Excerpts from a figure dataset:
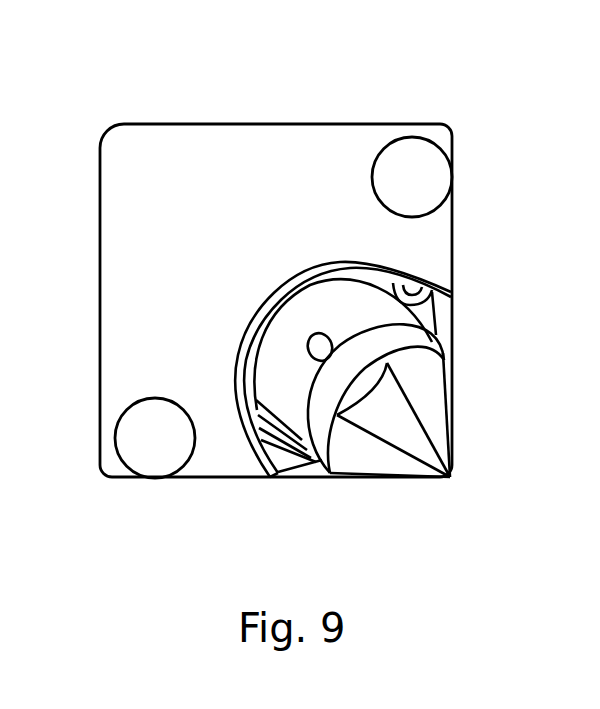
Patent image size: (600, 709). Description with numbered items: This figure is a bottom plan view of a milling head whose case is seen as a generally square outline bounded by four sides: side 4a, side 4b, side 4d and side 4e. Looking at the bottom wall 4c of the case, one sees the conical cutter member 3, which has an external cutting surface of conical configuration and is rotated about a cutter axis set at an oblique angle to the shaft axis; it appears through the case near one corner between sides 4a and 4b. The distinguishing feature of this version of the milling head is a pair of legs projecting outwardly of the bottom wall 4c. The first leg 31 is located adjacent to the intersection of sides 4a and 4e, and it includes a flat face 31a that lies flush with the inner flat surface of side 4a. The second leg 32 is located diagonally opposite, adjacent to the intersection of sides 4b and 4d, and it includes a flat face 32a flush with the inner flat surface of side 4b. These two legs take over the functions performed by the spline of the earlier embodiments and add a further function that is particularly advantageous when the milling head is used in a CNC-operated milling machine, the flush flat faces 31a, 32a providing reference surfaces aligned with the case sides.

The conical cutter member 3 is at (397, 430).
The side of case 4a is at (455, 247).
The side of case 4b is at (244, 479).
The bottom wall of case 4c is at (124, 139).
The side of case 4d is at (100, 266).
The side of case 4e is at (236, 124).
The leg 31 is at (402, 158).
The flat face 31a is at (455, 140).
The leg 32 is at (133, 432).
The flat face 32a is at (140, 476).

= Written request =
Rewrite the records above, replacing every instance of "milling head" with "cutting head" and leaving all other text untouched. Omit the pictures from your answer.

= Result for this task =
Patent image size: (600, 709). Description with numbered items: This figure is a bottom plan view of a cutting head whose case is seen as a generally square outline bounded by four sides: side 4a, side 4b, side 4d and side 4e. Looking at the bottom wall 4c of the case, one sees the conical cutter member 3, which has an external cutting surface of conical configuration and is rotated about a cutter axis set at an oblique angle to the shaft axis; it appears through the case near one corner between sides 4a and 4b. The distinguishing feature of this version of the cutting head is a pair of legs projecting outwardly of the bottom wall 4c. The first leg 31 is located adjacent to the intersection of sides 4a and 4e, and it includes a flat face 31a that lies flush with the inner flat surface of side 4a. The second leg 32 is located diagonally opposite, adjacent to the intersection of sides 4b and 4d, and it includes a flat face 32a flush with the inner flat surface of side 4b. These two legs take over the functions performed by the spline of the earlier embodiments and add a further function that is particularly advantageous when the cutting head is used in a CNC-operated milling machine, the flush flat faces 31a, 32a providing reference surfaces aligned with the case sides.

The conical cutter member 3 is at (397, 430).
The side of case 4a is at (455, 247).
The side of case 4b is at (244, 479).
The bottom wall of case 4c is at (124, 139).
The side of case 4d is at (100, 266).
The side of case 4e is at (236, 124).
The leg 31 is at (402, 158).
The flat face 31a is at (455, 140).
The leg 32 is at (133, 432).
The flat face 32a is at (140, 476).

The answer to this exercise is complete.